• **WORK REQUIRED**: Identify each line containing the word "πραγμάτων" and copy it.

───── GIVEN ENTRIES ─────

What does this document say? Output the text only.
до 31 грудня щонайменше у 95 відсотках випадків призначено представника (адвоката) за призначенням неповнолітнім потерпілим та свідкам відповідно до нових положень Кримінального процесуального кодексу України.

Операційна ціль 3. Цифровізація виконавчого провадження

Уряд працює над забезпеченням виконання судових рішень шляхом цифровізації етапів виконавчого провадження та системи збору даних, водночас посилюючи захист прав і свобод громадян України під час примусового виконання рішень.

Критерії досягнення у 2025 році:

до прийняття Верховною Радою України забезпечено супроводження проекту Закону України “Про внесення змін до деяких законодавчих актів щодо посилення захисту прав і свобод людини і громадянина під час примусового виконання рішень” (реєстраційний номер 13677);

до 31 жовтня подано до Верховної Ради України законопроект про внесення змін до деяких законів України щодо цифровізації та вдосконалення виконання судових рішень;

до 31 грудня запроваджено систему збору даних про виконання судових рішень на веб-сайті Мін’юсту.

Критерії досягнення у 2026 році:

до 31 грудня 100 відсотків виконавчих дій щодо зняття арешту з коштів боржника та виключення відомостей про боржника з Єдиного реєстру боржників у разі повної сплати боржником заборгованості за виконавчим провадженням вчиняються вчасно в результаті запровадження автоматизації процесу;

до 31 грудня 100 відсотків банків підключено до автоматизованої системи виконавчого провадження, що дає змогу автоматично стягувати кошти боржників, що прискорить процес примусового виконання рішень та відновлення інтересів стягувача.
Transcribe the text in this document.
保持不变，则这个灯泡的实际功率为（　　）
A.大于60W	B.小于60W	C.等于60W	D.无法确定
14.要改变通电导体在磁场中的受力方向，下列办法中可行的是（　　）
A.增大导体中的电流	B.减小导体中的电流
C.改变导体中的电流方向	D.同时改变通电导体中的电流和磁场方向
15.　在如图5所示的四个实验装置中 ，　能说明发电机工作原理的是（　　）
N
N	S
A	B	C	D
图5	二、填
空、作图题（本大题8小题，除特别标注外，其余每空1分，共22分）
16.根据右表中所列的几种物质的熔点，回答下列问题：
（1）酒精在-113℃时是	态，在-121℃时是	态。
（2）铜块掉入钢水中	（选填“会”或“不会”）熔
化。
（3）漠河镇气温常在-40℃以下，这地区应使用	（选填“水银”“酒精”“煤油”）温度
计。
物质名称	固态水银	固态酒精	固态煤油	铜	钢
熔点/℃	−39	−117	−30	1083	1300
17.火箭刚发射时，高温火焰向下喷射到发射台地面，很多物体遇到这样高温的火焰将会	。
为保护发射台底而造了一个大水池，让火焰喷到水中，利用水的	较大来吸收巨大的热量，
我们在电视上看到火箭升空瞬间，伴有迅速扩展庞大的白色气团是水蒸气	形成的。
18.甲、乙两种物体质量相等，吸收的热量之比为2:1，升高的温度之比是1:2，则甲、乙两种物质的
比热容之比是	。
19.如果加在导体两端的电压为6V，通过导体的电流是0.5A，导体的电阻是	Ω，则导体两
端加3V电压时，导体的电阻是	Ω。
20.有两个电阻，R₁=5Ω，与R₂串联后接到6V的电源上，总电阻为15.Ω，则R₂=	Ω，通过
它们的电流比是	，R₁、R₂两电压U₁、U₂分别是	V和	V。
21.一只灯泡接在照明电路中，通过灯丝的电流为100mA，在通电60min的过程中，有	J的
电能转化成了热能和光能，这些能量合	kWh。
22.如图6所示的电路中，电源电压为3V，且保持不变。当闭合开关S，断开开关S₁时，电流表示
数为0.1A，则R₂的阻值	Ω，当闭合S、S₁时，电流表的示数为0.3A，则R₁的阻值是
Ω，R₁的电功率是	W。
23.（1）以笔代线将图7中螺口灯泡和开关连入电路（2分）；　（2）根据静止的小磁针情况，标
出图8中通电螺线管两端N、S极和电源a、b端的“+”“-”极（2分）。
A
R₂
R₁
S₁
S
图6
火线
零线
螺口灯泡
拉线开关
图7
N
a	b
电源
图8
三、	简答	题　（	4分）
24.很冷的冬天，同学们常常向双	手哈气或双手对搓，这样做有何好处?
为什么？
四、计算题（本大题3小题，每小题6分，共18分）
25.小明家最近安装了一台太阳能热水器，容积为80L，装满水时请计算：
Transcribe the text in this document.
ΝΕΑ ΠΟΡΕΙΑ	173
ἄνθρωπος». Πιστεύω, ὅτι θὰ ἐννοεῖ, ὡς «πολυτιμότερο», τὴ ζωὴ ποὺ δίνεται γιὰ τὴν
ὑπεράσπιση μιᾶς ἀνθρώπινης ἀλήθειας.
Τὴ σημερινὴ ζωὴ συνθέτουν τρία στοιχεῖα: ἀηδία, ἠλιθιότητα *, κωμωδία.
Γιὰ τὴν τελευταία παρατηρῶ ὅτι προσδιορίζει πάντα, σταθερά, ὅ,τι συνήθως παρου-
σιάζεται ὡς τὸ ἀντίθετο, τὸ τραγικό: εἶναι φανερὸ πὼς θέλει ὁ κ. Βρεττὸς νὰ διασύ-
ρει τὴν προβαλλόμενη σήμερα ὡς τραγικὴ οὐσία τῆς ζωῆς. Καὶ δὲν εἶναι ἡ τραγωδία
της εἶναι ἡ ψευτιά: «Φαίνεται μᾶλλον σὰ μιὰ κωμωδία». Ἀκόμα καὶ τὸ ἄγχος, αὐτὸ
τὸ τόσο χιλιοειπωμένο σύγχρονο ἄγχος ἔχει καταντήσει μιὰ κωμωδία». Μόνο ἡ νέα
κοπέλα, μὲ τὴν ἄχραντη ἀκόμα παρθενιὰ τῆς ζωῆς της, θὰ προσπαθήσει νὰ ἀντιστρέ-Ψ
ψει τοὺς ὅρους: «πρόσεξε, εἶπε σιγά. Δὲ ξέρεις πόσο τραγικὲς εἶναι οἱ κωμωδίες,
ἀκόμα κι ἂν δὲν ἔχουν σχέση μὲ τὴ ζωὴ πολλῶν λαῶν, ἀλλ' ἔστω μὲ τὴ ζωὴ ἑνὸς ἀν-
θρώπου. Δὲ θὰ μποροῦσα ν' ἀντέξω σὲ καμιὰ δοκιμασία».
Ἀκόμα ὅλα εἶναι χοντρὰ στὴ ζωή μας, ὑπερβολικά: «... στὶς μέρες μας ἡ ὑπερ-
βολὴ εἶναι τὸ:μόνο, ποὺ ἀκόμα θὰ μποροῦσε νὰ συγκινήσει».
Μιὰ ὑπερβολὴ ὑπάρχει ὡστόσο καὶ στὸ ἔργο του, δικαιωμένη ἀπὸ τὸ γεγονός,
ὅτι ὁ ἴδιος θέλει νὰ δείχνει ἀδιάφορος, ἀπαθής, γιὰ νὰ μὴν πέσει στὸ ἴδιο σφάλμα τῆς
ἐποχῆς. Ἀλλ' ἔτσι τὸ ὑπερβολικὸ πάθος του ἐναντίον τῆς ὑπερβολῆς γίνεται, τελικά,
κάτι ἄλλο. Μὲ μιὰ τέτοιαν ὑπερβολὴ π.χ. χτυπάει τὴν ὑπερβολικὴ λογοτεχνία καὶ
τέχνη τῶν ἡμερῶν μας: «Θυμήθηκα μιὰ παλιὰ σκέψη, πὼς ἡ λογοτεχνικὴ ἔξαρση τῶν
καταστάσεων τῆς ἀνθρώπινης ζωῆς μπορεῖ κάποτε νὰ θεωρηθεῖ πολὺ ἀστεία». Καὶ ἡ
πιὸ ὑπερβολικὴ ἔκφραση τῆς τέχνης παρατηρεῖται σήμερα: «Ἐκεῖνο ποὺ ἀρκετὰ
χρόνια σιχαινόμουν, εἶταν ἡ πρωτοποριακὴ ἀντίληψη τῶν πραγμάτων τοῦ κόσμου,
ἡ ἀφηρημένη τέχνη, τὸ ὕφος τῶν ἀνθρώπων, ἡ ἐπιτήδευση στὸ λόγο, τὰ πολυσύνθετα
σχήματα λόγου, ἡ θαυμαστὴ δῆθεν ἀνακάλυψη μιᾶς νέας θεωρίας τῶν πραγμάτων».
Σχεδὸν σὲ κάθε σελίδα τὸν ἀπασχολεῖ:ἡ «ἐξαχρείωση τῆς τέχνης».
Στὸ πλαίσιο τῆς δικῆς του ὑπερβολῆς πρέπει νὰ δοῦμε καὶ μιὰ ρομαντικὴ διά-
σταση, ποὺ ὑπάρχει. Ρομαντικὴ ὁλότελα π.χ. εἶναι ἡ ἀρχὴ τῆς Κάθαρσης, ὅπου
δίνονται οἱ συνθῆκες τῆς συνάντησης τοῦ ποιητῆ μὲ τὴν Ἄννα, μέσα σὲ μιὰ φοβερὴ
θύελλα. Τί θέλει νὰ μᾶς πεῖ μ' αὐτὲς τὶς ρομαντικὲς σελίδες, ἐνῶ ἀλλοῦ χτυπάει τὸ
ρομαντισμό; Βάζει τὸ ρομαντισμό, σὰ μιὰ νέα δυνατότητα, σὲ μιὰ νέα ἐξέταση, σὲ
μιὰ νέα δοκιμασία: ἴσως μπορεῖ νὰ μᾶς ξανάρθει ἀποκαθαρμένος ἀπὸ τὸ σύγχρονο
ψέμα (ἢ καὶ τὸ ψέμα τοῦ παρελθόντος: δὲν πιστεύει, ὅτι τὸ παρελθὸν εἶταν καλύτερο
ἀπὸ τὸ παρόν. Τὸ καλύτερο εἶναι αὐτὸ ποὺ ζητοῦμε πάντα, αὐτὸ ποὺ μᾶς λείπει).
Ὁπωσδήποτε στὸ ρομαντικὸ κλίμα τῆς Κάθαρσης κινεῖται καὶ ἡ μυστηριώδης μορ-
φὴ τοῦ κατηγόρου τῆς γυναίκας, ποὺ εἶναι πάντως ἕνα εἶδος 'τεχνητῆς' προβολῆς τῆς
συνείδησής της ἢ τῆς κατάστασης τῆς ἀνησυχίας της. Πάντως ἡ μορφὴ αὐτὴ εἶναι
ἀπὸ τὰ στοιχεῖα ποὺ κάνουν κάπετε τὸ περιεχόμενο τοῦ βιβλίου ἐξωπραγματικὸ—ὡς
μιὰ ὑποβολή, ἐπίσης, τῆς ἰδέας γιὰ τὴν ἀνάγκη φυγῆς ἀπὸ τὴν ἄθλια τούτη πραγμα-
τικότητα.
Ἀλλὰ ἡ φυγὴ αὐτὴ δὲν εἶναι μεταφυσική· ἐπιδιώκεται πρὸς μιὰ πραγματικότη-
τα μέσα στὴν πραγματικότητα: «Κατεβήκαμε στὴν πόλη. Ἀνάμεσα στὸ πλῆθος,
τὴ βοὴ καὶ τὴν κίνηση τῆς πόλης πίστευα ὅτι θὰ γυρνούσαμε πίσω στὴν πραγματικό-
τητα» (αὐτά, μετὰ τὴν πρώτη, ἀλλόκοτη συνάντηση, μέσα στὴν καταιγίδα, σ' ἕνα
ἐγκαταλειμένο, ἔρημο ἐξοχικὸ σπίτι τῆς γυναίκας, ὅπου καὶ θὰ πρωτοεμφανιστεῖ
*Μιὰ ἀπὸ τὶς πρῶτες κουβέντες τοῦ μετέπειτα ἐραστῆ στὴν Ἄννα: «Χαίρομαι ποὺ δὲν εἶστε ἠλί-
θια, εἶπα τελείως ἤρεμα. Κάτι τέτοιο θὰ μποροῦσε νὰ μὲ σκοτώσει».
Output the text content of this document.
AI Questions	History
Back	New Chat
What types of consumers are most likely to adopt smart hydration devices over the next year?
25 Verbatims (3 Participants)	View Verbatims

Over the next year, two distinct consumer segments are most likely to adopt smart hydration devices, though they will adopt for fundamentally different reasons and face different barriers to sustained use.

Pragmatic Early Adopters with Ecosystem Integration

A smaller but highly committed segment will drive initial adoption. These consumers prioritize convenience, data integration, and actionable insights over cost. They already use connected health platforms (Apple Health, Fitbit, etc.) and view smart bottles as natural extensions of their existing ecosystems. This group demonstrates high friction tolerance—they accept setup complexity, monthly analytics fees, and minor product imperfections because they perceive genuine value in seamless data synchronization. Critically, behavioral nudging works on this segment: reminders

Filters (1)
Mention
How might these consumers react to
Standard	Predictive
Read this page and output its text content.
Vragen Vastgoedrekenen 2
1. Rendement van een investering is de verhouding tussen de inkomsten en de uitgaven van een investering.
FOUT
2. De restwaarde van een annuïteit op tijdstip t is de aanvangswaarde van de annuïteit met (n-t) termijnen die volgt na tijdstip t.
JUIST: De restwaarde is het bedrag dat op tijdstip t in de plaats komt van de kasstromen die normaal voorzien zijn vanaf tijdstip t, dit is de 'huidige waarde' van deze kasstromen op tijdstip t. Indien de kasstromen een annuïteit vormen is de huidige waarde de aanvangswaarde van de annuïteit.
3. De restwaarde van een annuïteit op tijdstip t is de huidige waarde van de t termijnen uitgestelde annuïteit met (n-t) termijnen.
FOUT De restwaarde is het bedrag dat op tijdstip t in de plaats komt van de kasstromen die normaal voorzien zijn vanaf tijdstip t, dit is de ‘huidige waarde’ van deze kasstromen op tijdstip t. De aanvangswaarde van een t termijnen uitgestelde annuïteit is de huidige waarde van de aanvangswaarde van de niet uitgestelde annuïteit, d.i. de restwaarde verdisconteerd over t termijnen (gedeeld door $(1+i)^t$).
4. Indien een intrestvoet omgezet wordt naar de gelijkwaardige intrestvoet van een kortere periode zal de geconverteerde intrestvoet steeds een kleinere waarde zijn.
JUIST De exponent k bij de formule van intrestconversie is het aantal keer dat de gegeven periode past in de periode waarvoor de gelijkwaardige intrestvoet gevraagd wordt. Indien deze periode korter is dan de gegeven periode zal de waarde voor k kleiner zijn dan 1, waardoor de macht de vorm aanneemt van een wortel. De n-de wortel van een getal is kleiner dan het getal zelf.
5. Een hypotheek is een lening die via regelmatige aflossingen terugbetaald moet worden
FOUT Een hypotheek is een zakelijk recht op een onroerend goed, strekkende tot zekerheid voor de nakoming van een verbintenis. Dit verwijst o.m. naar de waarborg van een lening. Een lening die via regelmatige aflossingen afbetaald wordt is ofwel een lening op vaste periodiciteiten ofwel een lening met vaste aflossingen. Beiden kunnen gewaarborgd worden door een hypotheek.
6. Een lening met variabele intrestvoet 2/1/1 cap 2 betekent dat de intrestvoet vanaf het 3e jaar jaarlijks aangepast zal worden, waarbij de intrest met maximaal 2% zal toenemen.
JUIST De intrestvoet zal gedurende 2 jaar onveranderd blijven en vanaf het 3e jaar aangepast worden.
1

─────

• **EXERCISE OUTPUT**:
χρόνια σιχαινόμουν, εἶταν ἡ πρωτοποριακὴ ἀντίληψη τῶν πραγμάτων τοῦ κόσμου,
σχήματα λόγου, ἡ θαυμαστὴ δῆθεν ἀνακάλυψη μιᾶς νέας θεωρίας τῶν πραγμάτων».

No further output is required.